- _Exercise_:
Identify the lines containing the word "AUDCHF". Copy each one.
# Data lines start
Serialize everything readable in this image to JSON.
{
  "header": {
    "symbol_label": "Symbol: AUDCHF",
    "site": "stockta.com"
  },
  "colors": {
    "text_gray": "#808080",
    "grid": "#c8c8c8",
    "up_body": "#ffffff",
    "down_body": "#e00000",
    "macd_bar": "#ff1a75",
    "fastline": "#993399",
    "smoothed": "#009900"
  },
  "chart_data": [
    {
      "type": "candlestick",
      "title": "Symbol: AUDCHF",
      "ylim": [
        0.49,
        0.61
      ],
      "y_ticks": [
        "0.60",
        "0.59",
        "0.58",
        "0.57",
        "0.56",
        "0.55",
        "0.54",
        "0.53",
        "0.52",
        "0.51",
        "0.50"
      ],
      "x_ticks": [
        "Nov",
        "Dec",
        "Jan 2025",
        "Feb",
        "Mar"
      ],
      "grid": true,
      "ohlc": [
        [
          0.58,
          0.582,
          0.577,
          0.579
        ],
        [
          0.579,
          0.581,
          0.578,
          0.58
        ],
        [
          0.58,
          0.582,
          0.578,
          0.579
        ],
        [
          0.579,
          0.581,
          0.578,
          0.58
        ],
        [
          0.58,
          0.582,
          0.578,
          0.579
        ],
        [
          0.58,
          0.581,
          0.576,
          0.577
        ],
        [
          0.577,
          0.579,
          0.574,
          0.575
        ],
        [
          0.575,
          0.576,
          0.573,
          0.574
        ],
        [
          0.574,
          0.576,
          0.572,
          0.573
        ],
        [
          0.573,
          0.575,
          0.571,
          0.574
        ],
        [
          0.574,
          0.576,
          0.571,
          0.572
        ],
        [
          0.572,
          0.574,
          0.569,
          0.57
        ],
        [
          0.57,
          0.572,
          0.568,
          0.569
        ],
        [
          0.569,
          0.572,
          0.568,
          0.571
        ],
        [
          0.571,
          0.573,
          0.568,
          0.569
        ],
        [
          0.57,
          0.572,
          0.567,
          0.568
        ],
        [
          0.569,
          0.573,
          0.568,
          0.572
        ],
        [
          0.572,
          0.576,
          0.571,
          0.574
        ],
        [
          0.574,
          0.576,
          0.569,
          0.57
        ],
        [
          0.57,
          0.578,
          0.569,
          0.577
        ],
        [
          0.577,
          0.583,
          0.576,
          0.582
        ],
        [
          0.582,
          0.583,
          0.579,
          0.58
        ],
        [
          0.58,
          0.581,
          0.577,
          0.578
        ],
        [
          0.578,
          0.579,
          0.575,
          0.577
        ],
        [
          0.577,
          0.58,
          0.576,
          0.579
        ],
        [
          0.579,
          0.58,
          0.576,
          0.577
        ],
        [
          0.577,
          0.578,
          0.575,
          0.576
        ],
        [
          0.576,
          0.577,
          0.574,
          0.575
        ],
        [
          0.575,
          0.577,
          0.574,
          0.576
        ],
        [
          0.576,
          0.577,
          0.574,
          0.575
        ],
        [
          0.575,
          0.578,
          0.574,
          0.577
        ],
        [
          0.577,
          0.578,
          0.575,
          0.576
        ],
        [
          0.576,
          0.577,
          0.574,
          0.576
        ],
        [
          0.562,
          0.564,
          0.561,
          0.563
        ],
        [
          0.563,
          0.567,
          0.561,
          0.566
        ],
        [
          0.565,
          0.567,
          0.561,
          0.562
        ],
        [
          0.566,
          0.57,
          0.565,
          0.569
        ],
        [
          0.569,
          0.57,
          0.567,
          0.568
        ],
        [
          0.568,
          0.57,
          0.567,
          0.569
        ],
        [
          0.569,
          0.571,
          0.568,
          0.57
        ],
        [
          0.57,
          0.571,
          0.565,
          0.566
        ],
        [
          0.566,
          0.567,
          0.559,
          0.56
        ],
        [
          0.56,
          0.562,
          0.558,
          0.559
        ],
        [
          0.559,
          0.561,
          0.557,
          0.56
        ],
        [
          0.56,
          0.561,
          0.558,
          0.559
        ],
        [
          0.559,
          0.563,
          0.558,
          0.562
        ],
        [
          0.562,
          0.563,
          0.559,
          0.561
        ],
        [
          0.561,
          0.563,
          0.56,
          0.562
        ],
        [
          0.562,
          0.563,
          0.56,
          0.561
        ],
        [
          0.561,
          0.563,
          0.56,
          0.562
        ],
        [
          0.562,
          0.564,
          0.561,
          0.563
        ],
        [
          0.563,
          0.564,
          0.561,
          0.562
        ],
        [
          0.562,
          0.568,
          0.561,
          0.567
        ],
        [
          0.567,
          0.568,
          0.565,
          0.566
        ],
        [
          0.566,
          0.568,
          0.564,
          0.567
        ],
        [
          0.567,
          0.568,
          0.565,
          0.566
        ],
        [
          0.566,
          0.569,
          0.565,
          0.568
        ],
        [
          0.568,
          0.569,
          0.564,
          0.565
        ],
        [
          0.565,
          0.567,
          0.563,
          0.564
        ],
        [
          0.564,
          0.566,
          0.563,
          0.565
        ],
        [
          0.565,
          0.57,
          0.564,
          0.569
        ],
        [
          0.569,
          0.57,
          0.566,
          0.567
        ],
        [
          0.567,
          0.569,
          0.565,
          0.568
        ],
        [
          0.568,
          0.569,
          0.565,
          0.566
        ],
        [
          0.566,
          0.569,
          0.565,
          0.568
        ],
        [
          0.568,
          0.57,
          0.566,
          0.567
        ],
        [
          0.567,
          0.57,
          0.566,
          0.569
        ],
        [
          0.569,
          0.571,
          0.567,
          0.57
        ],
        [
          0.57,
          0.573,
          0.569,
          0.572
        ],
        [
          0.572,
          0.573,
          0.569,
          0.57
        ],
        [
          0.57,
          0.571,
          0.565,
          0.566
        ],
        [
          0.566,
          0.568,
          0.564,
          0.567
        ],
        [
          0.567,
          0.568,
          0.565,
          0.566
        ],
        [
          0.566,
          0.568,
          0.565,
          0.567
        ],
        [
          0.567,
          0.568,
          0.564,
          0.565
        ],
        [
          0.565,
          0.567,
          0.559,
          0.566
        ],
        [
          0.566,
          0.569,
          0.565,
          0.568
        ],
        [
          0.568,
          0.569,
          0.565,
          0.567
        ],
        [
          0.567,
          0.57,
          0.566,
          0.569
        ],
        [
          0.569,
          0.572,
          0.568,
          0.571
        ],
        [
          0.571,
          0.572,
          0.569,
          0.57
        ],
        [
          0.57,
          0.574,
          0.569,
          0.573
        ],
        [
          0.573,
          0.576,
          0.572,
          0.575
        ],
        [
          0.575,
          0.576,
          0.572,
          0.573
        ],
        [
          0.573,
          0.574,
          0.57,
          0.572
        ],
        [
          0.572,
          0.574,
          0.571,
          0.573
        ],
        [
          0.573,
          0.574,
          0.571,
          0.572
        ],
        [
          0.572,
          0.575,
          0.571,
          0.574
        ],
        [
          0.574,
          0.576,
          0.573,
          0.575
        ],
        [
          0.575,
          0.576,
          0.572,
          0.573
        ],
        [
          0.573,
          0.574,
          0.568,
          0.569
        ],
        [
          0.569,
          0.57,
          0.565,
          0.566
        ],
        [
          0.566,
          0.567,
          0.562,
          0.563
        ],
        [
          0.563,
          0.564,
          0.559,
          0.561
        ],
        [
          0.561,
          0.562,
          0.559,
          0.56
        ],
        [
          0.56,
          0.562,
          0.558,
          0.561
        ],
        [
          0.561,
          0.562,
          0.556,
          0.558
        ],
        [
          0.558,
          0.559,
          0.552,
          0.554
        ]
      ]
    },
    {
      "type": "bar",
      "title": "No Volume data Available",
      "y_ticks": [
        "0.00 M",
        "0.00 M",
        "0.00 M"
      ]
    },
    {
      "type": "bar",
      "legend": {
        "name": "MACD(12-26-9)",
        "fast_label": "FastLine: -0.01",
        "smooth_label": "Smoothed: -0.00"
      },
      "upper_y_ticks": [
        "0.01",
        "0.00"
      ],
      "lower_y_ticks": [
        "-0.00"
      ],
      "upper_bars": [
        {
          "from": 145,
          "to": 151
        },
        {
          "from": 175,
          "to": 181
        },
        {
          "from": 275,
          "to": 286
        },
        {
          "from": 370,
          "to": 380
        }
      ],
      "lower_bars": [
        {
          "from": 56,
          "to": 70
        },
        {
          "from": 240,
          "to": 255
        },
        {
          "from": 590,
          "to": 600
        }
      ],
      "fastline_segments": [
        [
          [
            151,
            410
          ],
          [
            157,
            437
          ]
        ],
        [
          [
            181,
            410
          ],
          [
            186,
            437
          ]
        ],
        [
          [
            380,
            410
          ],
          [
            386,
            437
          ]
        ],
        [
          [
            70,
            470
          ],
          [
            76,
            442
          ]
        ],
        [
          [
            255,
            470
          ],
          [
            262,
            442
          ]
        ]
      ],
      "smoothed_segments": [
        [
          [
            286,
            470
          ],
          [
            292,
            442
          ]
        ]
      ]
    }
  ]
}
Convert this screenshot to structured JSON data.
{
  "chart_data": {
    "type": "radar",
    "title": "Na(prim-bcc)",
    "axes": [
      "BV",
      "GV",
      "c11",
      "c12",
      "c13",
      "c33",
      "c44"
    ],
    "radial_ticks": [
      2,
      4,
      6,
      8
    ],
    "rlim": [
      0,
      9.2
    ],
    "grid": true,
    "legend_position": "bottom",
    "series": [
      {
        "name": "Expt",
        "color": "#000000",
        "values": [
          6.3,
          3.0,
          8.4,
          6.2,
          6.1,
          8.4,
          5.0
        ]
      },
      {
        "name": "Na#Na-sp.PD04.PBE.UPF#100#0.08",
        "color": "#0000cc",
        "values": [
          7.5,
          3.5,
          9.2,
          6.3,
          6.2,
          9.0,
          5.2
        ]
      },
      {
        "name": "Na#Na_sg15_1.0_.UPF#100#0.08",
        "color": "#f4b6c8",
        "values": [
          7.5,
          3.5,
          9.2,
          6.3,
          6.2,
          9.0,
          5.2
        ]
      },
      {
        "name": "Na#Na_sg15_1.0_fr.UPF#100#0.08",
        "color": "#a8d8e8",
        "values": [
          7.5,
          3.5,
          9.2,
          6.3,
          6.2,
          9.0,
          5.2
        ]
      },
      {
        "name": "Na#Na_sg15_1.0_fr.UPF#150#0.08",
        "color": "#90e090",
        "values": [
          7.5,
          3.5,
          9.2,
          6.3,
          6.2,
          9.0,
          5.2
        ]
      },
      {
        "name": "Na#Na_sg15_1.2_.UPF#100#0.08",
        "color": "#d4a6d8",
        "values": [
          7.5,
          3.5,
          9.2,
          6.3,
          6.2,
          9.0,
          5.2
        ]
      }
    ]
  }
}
# Data lines end
- _Final result_:
    "symbol_label": "Symbol: AUDCHF",
      "title": "Symbol: AUDCHF",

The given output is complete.